— start Input data —

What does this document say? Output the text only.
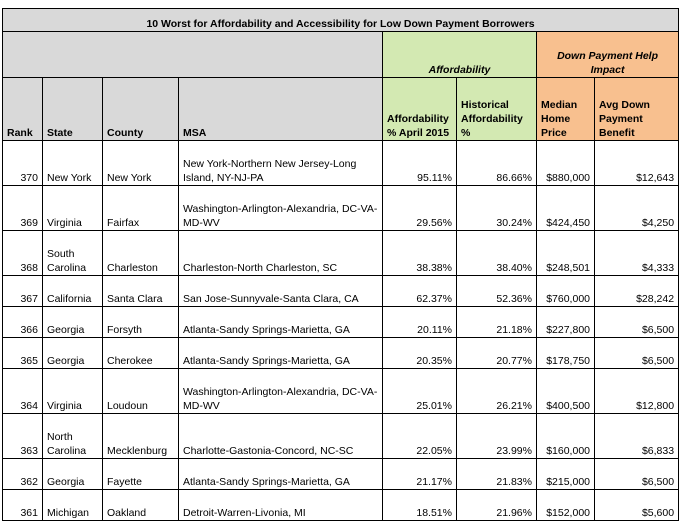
10 Worst for Affordability and Accessibility for Low Down Payment Borrowers							
				Affordability		Down Payment Help Impact	
Rank	State	County	MSA	Affordability % April 2015	Historical Affordability %	Median Home Price	Avg Down Payment Benefit
370	New York	New York	New York-Northern New Jersey-Long Island, NY-NJ-PA	95.11%	86.66%	$880,000	$12,643
369	Virginia	Fairfax	Washington-Arlington-Alexandria, DC-VA-MD-WV	29.56%	30.24%	$424,450	$4,250
368	South Carolina	Charleston	Charleston-North Charleston, SC	38.38%	38.40%	$248,501	$4,333
367	California	Santa Clara	San Jose-Sunnyvale-Santa Clara, CA	62.37%	52.36%	$760,000	$28,242
366	Georgia	Forsyth	Atlanta-Sandy Springs-Marietta, GA	20.11%	21.18%	$227,800	$6,500
365	Georgia	Cherokee	Atlanta-Sandy Springs-Marietta, GA	20.35%	20.77%	$178,750	$6,500
364	Virginia	Loudoun	Washington-Arlington-Alexandria, DC-VA-MD-WV	25.01%	26.21%	$400,500	$12,800
363	North Carolina	Mecklenburg	Charlotte-Gastonia-Concord, NC-SC	22.05%	23.99%	$160,000	$6,833
362	Georgia	Fayette	Atlanta-Sandy Springs-Marietta, GA	21.17%	21.83%	$215,000	$6,500
361	Michigan	Oakland	Detroit-Warren-Livonia, MI	18.51%	21.96%	$152,000	$5,600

— end Input data —

> **Directions**:
Locate the lines above that contain "Virginia" and copy them.

> **Correct response**:
369	Virginia	Fairfax	Washington-Arlington-Alexandria, DC-VA-MD-WV	29.56%	30.24%	$424,450	$4,250
364	Virginia	Loudoun	Washington-Arlington-Alexandria, DC-VA-MD-WV	25.01%	26.21%	$400,500	$12,800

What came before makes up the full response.